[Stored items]
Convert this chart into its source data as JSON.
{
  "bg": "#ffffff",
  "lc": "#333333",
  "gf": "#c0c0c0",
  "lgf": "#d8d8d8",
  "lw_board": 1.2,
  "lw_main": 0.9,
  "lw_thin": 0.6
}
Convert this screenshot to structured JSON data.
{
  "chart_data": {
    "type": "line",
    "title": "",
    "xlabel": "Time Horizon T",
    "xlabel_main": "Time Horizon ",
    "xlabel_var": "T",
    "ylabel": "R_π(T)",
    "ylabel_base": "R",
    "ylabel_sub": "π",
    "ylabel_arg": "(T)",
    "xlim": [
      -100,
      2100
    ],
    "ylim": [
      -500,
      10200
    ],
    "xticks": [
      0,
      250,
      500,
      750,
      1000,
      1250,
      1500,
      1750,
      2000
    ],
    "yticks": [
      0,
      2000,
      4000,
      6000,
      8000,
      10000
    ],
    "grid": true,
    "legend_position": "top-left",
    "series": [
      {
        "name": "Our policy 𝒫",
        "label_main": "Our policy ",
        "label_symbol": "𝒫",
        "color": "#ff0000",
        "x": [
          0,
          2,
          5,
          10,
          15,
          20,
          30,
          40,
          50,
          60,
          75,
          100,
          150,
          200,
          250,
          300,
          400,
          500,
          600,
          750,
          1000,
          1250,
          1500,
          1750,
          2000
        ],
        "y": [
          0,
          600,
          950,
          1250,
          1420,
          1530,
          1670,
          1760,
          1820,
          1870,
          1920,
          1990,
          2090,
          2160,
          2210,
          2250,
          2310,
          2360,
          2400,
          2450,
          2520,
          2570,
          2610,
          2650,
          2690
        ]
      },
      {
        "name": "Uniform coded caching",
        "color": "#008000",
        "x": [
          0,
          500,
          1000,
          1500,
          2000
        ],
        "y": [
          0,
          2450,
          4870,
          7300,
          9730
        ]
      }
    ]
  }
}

▶ **Problem to solve**
List each line of the records that holds the string "this".

▶ **Exercise response**
Convert this chart into its source data as JSON.
Convert this screenshot to structured JSON data.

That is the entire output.